Problem requirements
Repeat the material below exactly, line for line.

Extracted data
========

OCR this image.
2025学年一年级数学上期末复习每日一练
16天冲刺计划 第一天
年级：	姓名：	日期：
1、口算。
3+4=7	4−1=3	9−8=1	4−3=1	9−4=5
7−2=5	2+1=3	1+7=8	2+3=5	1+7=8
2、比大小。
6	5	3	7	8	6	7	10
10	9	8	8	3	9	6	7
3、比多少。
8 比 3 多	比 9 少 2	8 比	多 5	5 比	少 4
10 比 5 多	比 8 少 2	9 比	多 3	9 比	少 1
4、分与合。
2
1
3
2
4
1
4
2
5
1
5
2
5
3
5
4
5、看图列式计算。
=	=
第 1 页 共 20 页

========

Worked solution
OCR this image.
2025学年一年级数学上期末复习每日一练
16天冲刺计划 第一天
年级：	姓名：	日期：
1、口算。
3+4=7	4−1=3	9−8=1	4−3=1	9−4=5
7−2=5	2+1=3	1+7=8	2+3=5	1+7=8
2、比大小。
6	5	3	7	8	6	7	10
10	9	8	8	3	9	6	7
3、比多少。
8 比 3 多	比 9 少 2	8 比	多 5	5 比	少 4
10 比 5 多	比 8 少 2	9 比	多 3	9 比	少 1
4、分与合。
2
1
3
2
4
1
4
2
5
1
5
2
5
3
5
4
5、看图列式计算。
=	=
第 1 页 共 20 页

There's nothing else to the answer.